> [INFORMATION SHOWN]
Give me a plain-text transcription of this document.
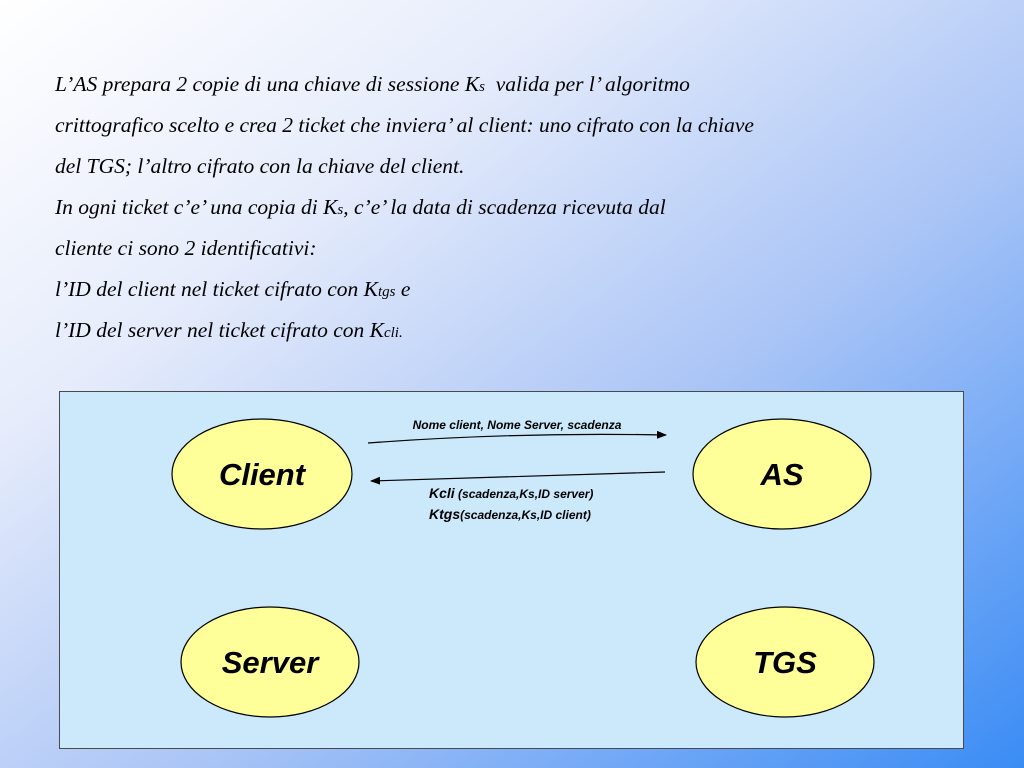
L’AS prepara 2 copie di una chiave di sessione Ks  valida per l’ algoritmo
crittografico scelto e crea 2 ticket che inviera’ al client: uno cifrato con la chiave
del TGS; l’altro cifrato con la chiave del client.
In ogni ticket c’e’ una copia di Ks, c’e’ la data di scadenza ricevuta dal
cliente ci sono 2 identificativi:
l’ID del client nel ticket cifrato con Ktgs e
l’ID del server nel ticket cifrato con Kcli.
Client	AS
Server	TGS
Nome client, Nome Server, scadenza
Kcli (scadenza,Ks,ID server)
Ktgs(scadenza,Ks,ID client)
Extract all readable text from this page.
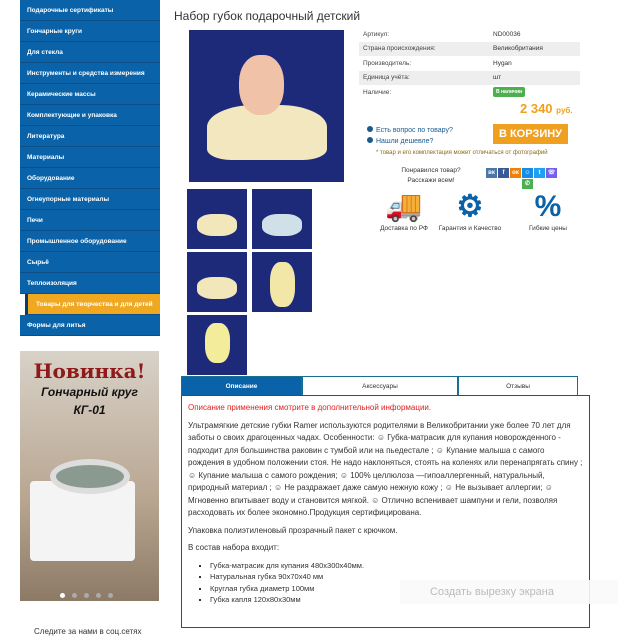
Подарочные сертификаты
Гончарные круги
Для стекла
Инструменты и средства измерения
Керамические массы
Комплектующие и упаковка
Литература
Материалы
Оборудование
Огнеупорные материалы
Печи
Промышленное оборудование
Сырьё
Теплоизоляция
Товары для творчества и для детей
Формы для литья
Новинка!
Гончарный круг
КГ-01
Следите за нами в соц.сетях
Набор губок подарочный детский
Артикул:	ND00036
Страна происхождения:	Великобритания
Производитель:	Hygan
Единица учёта:	шт
Наличие:	В наличии
2 340 руб.
Есть вопрос по товару?
Нашли дешевле?
В КОРЗИНУ
* товар и его комплектация может отличаться от фотографий
Понравился товар?
Расскажи всем!
вк	f	ок ☺	t	☏
✆
🚚
Доставка по РФ
⚙
Гарантия и Качество
%
Гибкие цены
Описание	Аксессуары	Отзывы
Описание применения смотрите в дополнительной информации.

Ультрамягкие детские губки Ramer используются родителями в Великобритании уже более 70 лет для заботы о своих драгоценных чадах. Особенности: ☺ Губка-матрасик для купания новорожденного - подходит для большинства раковин с тумбой или на пьедестале ; ☺ Купание малыша с самого рождения в удобном положении стоя. Не надо наклоняться, стоять на коленях или перенапрягать спину ; ☺ Купание малыша с самого рождения; ☺ 100% целлюлоза —гипоаллергенный, натуральный, природный материал ; ☺ Не раздражает даже самую нежную кожу ; ☺ Не вызывает аллергии; ☺ Мгновенно впитывает воду и становится мягкой. ☺ Отлично вспенивает шампуни и гели, позволяя расходовать их более экономно.Продукция сертифицирована.

Упаковка полиэтиленовый прозрачный пакет с крючком.

В состав набора входит:

▪ Губка-матрасик для купания 480х300х40мм.
▪ Натуральная губка 90х70х40 мм
▪ Круглая губка диаметр 100мм
▪ Губка капля 120х80х30мм
Создать вырезку экрана
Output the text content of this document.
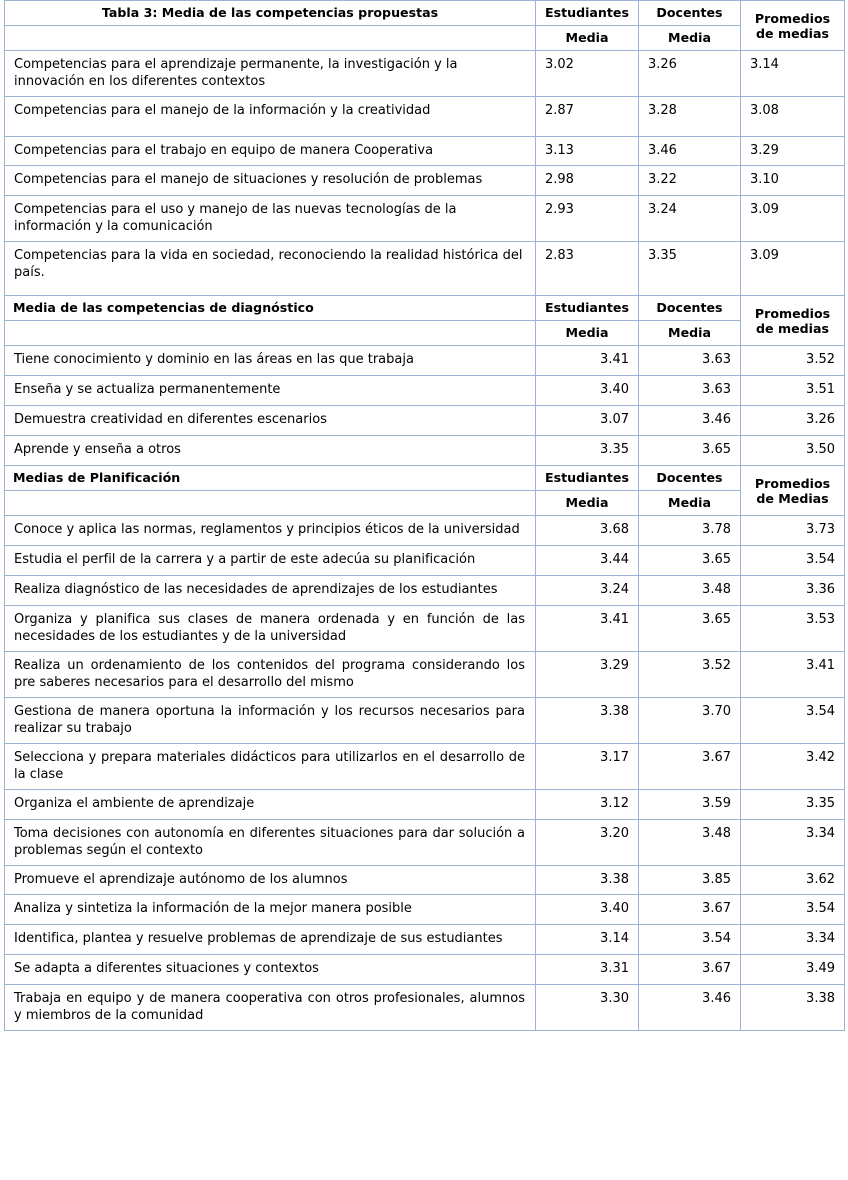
Tabla 3: Media de las competencias propuestas	Estudiantes	Docentes	Promedios de medias
	Media	Media	
Competencias para el aprendizaje permanente, la investigación y la innovación en los diferentes contextos	3.02	3.26	3.14
Competencias para el manejo de la información y la creatividad	2.87	3.28	3.08
Competencias para el trabajo en equipo de manera Cooperativa	3.13	3.46	3.29
Competencias para el manejo de situaciones y resolución de problemas	2.98	3.22	3.10
Competencias para el uso y manejo de las nuevas tecnologías de la información y la comunicación	2.93	3.24	3.09
Competencias para la vida en sociedad, reconociendo la realidad histórica del país.	2.83	3.35	3.09
Media de las competencias de diagnóstico	Estudiantes	Docentes	Promedios de medias
	Media	Media	
Tiene conocimiento y dominio en las áreas en las que trabaja	3.41	3.63	3.52
Enseña y se actualiza permanentemente	3.40	3.63	3.51
Demuestra creatividad en diferentes escenarios	3.07	3.46	3.26
Aprende y enseña a otros	3.35	3.65	3.50
Medias de Planificación	Estudiantes	Docentes	Promedios de Medias
	Media	Media	
Conoce y aplica las normas, reglamentos y principios éticos de la universidad	3.68	3.78	3.73
Estudia el perfil de la carrera y a partir de este adecúa su planificación	3.44	3.65	3.54
Realiza diagnóstico de las necesidades de aprendizajes de los estudiantes	3.24	3.48	3.36
Organiza y planifica sus clases de manera ordenada y en función de las necesidades de los estudiantes y de la universidad	3.41	3.65	3.53
Realiza un ordenamiento de los contenidos del programa considerando los pre saberes necesarios para el desarrollo del mismo	3.29	3.52	3.41
Gestiona de manera oportuna la información y los recursos necesarios para realizar su trabajo	3.38	3.70	3.54
Selecciona y prepara materiales didácticos para utilizarlos en el desarrollo de la clase	3.17	3.67	3.42
Organiza el ambiente de aprendizaje	3.12	3.59	3.35
Toma decisiones con autonomía en diferentes situaciones para dar solución a problemas según el contexto	3.20	3.48	3.34
Promueve el aprendizaje autónomo de los alumnos	3.38	3.85	3.62
Analiza y sintetiza la información de la mejor manera posible	3.40	3.67	3.54
Identifica, plantea y resuelve problemas de aprendizaje de sus estudiantes	3.14	3.54	3.34
Se adapta a diferentes situaciones y contextos	3.31	3.67	3.49
Trabaja en equipo y de manera cooperativa con otros profesionales, alumnos y miembros de la comunidad	3.30	3.46	3.38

> [SHORT TASK]
Go over the records above and tally each line that includes "Docentes". Give the total by itself.

> [WRITTEN ANSWER]
3